● TRECHO SELECIONADO
────────────────────
Você sente que existe espaço pra você no funk? Como tem sido trilhar esse caminho?

Cara, eu sou muito grata, de verdade. Conquistei muitos espaços legais, mas isso não foi fácil. Trabalhei muito, muito mesmo. Desde que lancei meus primeiros funks, trabalhei de segunda a segunda. Dormia no estúdio, às vezes passava 15 dias seguidos morando lá. Eu me arrumava uma cama com as espumas de isolamento acústico das paredes. Foram muitos esforços, muitos momentos de ceder também, mas sou muito grata. Hoje, sinto que estou em um lugar legal, com um público bacana, com reconhecimento. E isso é muito gostoso.

Agora, está mais tranquilo, mas a caminhada foi difícil. A gente, que é sapatão, sabe que o trabalho é muito árduo. Mas é gratificante. Artista passa muito perrengue, muito mesmo, então ser reconhecida por algo que eu construí, sabendo o quanto suei, é muito importante.

E o amor com outras mulheres? Como ele aparece no seu som?

As relações com mulheres estão em tudo o que eu faço. Minhas músicas são muito inspiradas nas minhas vivências e nas relações que tenho com outras mulheres. Quase todas as minhas músicas falam de alguém, de uma mina, de uma crush, de alguma situação real que vivi. Faço com tesão, pensando em mulher e com memória.

Eu sou compositora também, então às vezes escrevo pra outros artistas. Por exemplo, aquela música Bissexual… eu não sou bissexual, né? Eu sou sapatão. No máximo, pansexual. Mas não me relaciono com homens cis héteros. Fiz essa música num camping de composição pra uma outra artista. E aí eu entro nessa onda, tento entender o que é o universo dela, a arte dela, o desejo dela.

Amo ser sapatão, adoro esse universo, e todas as minhas músicas falam disso. Eu amo amar outras mulheres. Amo. Eu gosto muito de ser sapatão. Gosto muito dessa surra de xoxota, sabe? É isso. Amo todos os tipos de mulher. E se você escutar uma música minha, pode ter certeza (ou pelo menos desconfiar) que é uma situação real. Que eu vivi. Que foi uma delícia.
────────────────────
● INFORMAÇÕES FORNECIDAS

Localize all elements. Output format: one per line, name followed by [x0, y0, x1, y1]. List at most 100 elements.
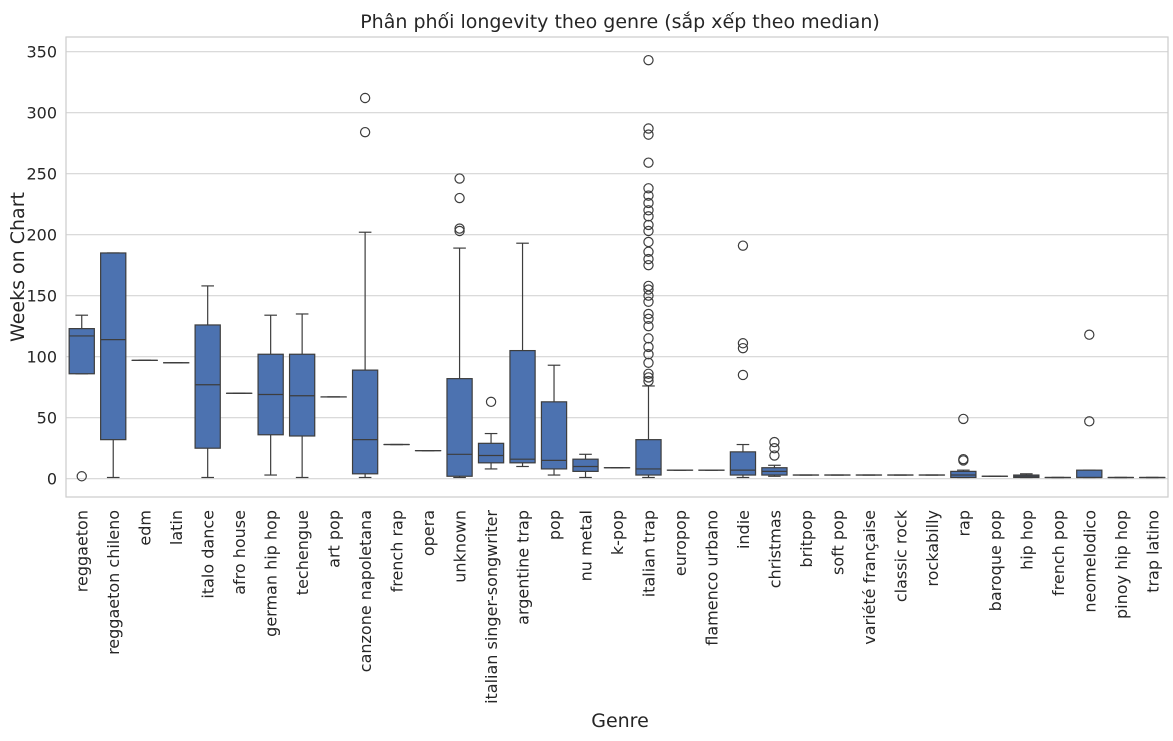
box-italian-singer-songwriter	[477, 396, 505, 470]
outlier-point	[769, 450, 780, 461]
x-tick-label: art pop	[325, 510, 344, 568]
x-tick-label: christmas	[765, 510, 784, 588]
outlier-point	[643, 123, 654, 134]
outlier-point	[643, 157, 654, 168]
outlier-point	[643, 253, 654, 265]
x-tick-label: italian singer-songwriter	[482, 510, 501, 704]
outlier-point	[643, 308, 654, 320]
outlier-point	[643, 280, 654, 292]
outlier-point	[643, 211, 654, 222]
x-tick-label: latin	[167, 510, 186, 545]
outlier-point	[643, 349, 654, 360]
box-indie	[729, 240, 757, 479]
box-iqr	[540, 401, 568, 470]
outlier-point	[769, 436, 780, 448]
outlier-point	[643, 296, 654, 307]
x-tick-labels: reggaeton reggaeton chileno edm latin italo …	[73, 509, 1163, 704]
x-tick-label: baroque pop	[986, 510, 1005, 611]
chart-title: Phân phối longevity theo genre (sắp xếp …	[360, 10, 880, 33]
outlier-point	[643, 284, 654, 295]
x-tick-label: reggaeton	[73, 510, 92, 592]
box-rap	[950, 413, 977, 479]
outlier-point	[769, 442, 780, 454]
box-italian-trap	[635, 54, 662, 479]
box-argentine-trap	[509, 242, 536, 468]
outlier-point	[485, 396, 497, 408]
outlier-point	[454, 223, 465, 234]
box-iqr	[635, 439, 662, 476]
y-tick-label-300: 300	[26, 104, 57, 123]
outlier-point	[643, 357, 654, 368]
box-iqr	[477, 442, 505, 464]
outlier-point	[643, 197, 654, 209]
outlier-point	[454, 225, 465, 237]
y-tick-labels: 0 50 100 150 200 250 300 350	[26, 43, 57, 489]
x-tick-label: flamenco urbano	[702, 510, 721, 646]
outlier-point	[643, 320, 654, 332]
box-iqr	[446, 378, 473, 477]
x-tick-label: trap latino	[1143, 510, 1162, 593]
y-tick-label-200: 200	[26, 226, 57, 245]
x-tick-label: edm	[136, 510, 155, 546]
x-tick-label: french rap	[388, 510, 407, 592]
x-tick-label: italo dance	[199, 510, 218, 599]
x-tick-label: opera	[419, 510, 438, 556]
x-tick-label: argentine trap	[514, 510, 533, 625]
outlier-point	[359, 126, 371, 138]
x-tick-label: europop	[671, 510, 690, 576]
x-tick-label: pinoy hip hop	[1112, 510, 1131, 619]
outlier-point	[1084, 416, 1095, 427]
box-iqr	[351, 369, 379, 475]
y-tick-label-350: 350	[26, 43, 57, 62]
box-iqr	[572, 458, 599, 472]
outlier-point	[737, 342, 749, 354]
box-reggaeton	[68, 314, 95, 482]
box-pop	[540, 364, 568, 476]
outlier-point	[643, 205, 654, 216]
x-tick-label: unknown	[451, 510, 470, 583]
outlier-point	[643, 259, 654, 271]
x-tick-label: reggaeton chileno	[104, 510, 123, 655]
x-tick-label: techengue	[293, 510, 312, 595]
x-tick-label: soft pop	[828, 510, 847, 575]
outlier-point	[643, 129, 654, 140]
box-iqr	[950, 470, 977, 479]
x-tick-label: nu metal	[577, 510, 596, 581]
y-tick-label-250: 250	[26, 165, 57, 184]
outlier-point	[643, 375, 654, 387]
x-tick-label: canzone napoletana	[356, 510, 375, 672]
box-canzone-napoletana	[351, 92, 379, 479]
box-nu-metal	[572, 453, 599, 479]
outlier-point	[643, 341, 654, 353]
box-german-hip-hop	[257, 314, 284, 476]
box-iqr	[729, 451, 757, 476]
box-unknown	[446, 173, 473, 479]
plot-frame	[65, 36, 1169, 498]
outlier-point	[643, 190, 654, 201]
x-axis-label: Genre	[591, 710, 649, 732]
outlier-point	[958, 413, 969, 425]
box-neomelodico	[1076, 329, 1103, 479]
x-tick-label: afro house	[230, 510, 249, 595]
grid	[66, 51, 1168, 480]
outlier-point	[737, 338, 749, 349]
y-tick-label-100: 100	[26, 348, 57, 367]
outlier-point	[958, 453, 969, 465]
outlier-point	[76, 471, 87, 482]
y-axis-label: Weeks on Chart	[7, 192, 29, 342]
outlier-point	[643, 333, 654, 344]
box-iqr	[509, 349, 536, 464]
x-tick-label: classic rock	[891, 509, 910, 602]
outlier-point	[643, 183, 654, 194]
y-tick-label-0: 0	[47, 470, 57, 489]
x-tick-label: italian trap	[639, 510, 658, 597]
x-tick-label: britpop	[797, 510, 816, 568]
outlier-point	[1084, 329, 1095, 340]
outlier-point	[737, 240, 749, 251]
outlier-point	[643, 219, 654, 231]
x-tick-label: variété française	[860, 510, 879, 645]
box-iqr	[194, 324, 221, 449]
box-italo-dance	[194, 285, 221, 479]
box-techengue	[288, 313, 316, 479]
────────────────────
● TAREFAS E EXERCÍCIOS
1. De acordo com a entrevista, por que a artista compôs a música Bissexual, se ela não é bissexual? Responda em uma a três frases.
2. Liste tudo aquilo de que, segundo a entrevista, quase todas as músicas da artista falam.

● AS RESPOSTAS
1. Ela também é compositora e às vezes escreve para outros artistas. Fez essa música num camping de composição para outra artista e procurou entender o universo, a arte e o desejo dela.

2.
- alguém
- uma mina
- uma crush
- alguma situação real que ela viveu